▶ The request:
Copy out all the records exactly.

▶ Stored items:
——

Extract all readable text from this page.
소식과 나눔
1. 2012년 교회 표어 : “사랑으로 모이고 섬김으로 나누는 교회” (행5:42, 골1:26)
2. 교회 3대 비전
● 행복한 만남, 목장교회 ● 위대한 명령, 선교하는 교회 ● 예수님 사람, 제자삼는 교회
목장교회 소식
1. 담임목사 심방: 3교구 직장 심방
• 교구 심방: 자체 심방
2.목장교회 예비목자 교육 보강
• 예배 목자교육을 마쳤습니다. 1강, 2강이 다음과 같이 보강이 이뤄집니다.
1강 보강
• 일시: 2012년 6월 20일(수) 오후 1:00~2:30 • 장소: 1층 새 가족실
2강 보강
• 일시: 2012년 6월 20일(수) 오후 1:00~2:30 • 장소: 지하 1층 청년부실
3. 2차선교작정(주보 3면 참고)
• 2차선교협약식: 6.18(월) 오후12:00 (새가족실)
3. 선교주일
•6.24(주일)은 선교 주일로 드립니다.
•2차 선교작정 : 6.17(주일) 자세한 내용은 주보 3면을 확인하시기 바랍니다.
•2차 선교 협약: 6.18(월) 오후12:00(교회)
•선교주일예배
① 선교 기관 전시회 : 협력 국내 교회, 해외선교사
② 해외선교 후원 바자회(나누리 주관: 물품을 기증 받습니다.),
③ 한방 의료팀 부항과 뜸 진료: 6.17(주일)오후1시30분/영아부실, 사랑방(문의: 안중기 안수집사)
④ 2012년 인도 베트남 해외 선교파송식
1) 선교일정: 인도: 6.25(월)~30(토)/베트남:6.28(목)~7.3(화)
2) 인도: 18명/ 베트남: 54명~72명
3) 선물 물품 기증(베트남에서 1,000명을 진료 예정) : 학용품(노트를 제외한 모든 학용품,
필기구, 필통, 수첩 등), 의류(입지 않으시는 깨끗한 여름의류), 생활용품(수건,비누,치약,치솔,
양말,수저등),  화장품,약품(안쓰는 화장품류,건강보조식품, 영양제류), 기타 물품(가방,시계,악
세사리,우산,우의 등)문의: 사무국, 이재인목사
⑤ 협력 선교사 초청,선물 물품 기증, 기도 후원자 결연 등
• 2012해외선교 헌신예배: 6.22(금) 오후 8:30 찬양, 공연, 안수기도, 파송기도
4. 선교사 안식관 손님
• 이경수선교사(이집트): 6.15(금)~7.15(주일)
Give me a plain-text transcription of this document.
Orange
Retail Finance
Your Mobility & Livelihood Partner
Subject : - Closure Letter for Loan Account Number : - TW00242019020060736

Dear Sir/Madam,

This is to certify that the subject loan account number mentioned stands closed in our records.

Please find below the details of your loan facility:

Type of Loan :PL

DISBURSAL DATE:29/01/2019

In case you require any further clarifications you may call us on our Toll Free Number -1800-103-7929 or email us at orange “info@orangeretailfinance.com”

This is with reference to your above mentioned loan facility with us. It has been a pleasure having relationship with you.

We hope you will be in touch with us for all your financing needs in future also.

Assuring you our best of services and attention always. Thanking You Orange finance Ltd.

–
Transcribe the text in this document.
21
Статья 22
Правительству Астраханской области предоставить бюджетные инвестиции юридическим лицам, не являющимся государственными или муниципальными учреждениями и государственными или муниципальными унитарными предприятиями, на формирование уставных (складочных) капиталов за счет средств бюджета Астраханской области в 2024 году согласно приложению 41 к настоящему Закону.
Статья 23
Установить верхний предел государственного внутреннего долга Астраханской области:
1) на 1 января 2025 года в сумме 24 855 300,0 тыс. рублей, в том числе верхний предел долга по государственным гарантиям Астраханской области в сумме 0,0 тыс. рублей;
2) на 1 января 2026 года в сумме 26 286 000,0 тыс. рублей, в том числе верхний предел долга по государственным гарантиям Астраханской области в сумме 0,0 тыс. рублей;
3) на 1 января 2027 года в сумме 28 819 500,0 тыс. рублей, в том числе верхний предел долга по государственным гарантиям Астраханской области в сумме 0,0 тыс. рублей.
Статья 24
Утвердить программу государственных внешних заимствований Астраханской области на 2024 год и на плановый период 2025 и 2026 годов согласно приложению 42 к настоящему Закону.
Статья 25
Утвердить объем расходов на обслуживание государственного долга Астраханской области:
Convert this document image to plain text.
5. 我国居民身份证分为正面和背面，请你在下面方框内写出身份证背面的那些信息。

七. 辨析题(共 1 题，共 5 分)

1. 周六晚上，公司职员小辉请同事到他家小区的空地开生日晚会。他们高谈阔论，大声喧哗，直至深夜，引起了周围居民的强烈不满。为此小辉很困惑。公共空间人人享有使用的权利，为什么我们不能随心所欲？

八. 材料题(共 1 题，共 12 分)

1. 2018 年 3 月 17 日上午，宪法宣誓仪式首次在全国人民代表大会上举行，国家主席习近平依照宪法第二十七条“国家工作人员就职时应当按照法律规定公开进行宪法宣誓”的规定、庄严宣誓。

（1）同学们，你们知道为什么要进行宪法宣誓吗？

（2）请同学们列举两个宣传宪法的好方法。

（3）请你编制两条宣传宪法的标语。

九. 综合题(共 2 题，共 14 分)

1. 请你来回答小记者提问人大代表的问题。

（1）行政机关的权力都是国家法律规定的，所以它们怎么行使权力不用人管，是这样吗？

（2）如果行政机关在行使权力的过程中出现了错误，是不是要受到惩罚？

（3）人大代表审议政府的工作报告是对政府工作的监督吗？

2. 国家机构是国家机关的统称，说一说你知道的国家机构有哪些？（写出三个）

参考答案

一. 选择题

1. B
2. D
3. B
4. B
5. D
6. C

——

▶ Task result:
Extract all readable text from this page.
소식과 나눔
1. 2012년 교회 표어 : “사랑으로 모이고 섬김으로 나누는 교회” (행5:42, 골1:26)
2. 교회 3대 비전
● 행복한 만남, 목장교회 ● 위대한 명령, 선교하는 교회 ● 예수님 사람, 제자삼는 교회
목장교회 소식
1. 담임목사 심방: 3교구 직장 심방
• 교구 심방: 자체 심방
2.목장교회 예비목자 교육 보강
• 예배 목자교육을 마쳤습니다. 1강, 2강이 다음과 같이 보강이 이뤄집니다.
1강 보강
• 일시: 2012년 6월 20일(수) 오후 1:00~2:30 • 장소: 1층 새 가족실
2강 보강
• 일시: 2012년 6월 20일(수) 오후 1:00~2:30 • 장소: 지하 1층 청년부실
3. 2차선교작정(주보 3면 참고)
• 2차선교협약식: 6.18(월) 오후12:00 (새가족실)
3. 선교주일
•6.24(주일)은 선교 주일로 드립니다.
•2차 선교작정 : 6.17(주일) 자세한 내용은 주보 3면을 확인하시기 바랍니다.
•2차 선교 협약: 6.18(월) 오후12:00(교회)
•선교주일예배
① 선교 기관 전시회 : 협력 국내 교회, 해외선교사
② 해외선교 후원 바자회(나누리 주관: 물품을 기증 받습니다.),
③ 한방 의료팀 부항과 뜸 진료: 6.17(주일)오후1시30분/영아부실, 사랑방(문의: 안중기 안수집사)
④ 2012년 인도 베트남 해외 선교파송식
1) 선교일정: 인도: 6.25(월)~30(토)/베트남:6.28(목)~7.3(화)
2) 인도: 18명/ 베트남: 54명~72명
3) 선물 물품 기증(베트남에서 1,000명을 진료 예정) : 학용품(노트를 제외한 모든 학용품,
필기구, 필통, 수첩 등), 의류(입지 않으시는 깨끗한 여름의류), 생활용품(수건,비누,치약,치솔,
양말,수저등),  화장품,약품(안쓰는 화장품류,건강보조식품, 영양제류), 기타 물품(가방,시계,악
세사리,우산,우의 등)문의: 사무국, 이재인목사
⑤ 협력 선교사 초청,선물 물품 기증, 기도 후원자 결연 등
• 2012해외선교 헌신예배: 6.22(금) 오후 8:30 찬양, 공연, 안수기도, 파송기도
4. 선교사 안식관 손님
• 이경수선교사(이집트): 6.15(금)~7.15(주일)
Give me a plain-text transcription of this document.
Orange
Retail Finance
Your Mobility & Livelihood Partner
Subject : - Closure Letter for Loan Account Number : - TW00242019020060736

Dear Sir/Madam,

This is to certify that the subject loan account number mentioned stands closed in our records.

Please find below the details of your loan facility:

Type of Loan :PL

DISBURSAL DATE:29/01/2019

In case you require any further clarifications you may call us on our Toll Free Number -1800-103-7929 or email us at orange “info@orangeretailfinance.com”

This is with reference to your above mentioned loan facility with us. It has been a pleasure having relationship with you.

We hope you will be in touch with us for all your financing needs in future also.

Assuring you our best of services and attention always. Thanking You Orange finance Ltd.

–
Transcribe the text in this document.
21
Статья 22
Правительству Астраханской области предоставить бюджетные инвестиции юридическим лицам, не являющимся государственными или муниципальными учреждениями и государственными или муниципальными унитарными предприятиями, на формирование уставных (складочных) капиталов за счет средств бюджета Астраханской области в 2024 году согласно приложению 41 к настоящему Закону.
Статья 23
Установить верхний предел государственного внутреннего долга Астраханской области:
1) на 1 января 2025 года в сумме 24 855 300,0 тыс. рублей, в том числе верхний предел долга по государственным гарантиям Астраханской области в сумме 0,0 тыс. рублей;
2) на 1 января 2026 года в сумме 26 286 000,0 тыс. рублей, в том числе верхний предел долга по государственным гарантиям Астраханской области в сумме 0,0 тыс. рублей;
3) на 1 января 2027 года в сумме 28 819 500,0 тыс. рублей, в том числе верхний предел долга по государственным гарантиям Астраханской области в сумме 0,0 тыс. рублей.
Статья 24
Утвердить программу государственных внешних заимствований Астраханской области на 2024 год и на плановый период 2025 и 2026 годов согласно приложению 42 к настоящему Закону.
Статья 25
Утвердить объем расходов на обслуживание государственного долга Астраханской области:
Convert this document image to plain text.
5. 我国居民身份证分为正面和背面，请你在下面方框内写出身份证背面的那些信息。

七. 辨析题(共 1 题，共 5 分)

1. 周六晚上，公司职员小辉请同事到他家小区的空地开生日晚会。他们高谈阔论，大声喧哗，直至深夜，引起了周围居民的强烈不满。为此小辉很困惑。公共空间人人享有使用的权利，为什么我们不能随心所欲？

八. 材料题(共 1 题，共 12 分)

1. 2018 年 3 月 17 日上午，宪法宣誓仪式首次在全国人民代表大会上举行，国家主席习近平依照宪法第二十七条“国家工作人员就职时应当按照法律规定公开进行宪法宣誓”的规定、庄严宣誓。

（1）同学们，你们知道为什么要进行宪法宣誓吗？

（2）请同学们列举两个宣传宪法的好方法。

（3）请你编制两条宣传宪法的标语。

九. 综合题(共 2 题，共 14 分)

1. 请你来回答小记者提问人大代表的问题。

（1）行政机关的权力都是国家法律规定的，所以它们怎么行使权力不用人管，是这样吗？

（2）如果行政机关在行使权力的过程中出现了错误，是不是要受到惩罚？

（3）人大代表审议政府的工作报告是对政府工作的监督吗？

2. 国家机构是国家机关的统称，说一说你知道的国家机构有哪些？（写出三个）

参考答案

一. 选择题

1. B
2. D
3. B
4. B
5. D
6. C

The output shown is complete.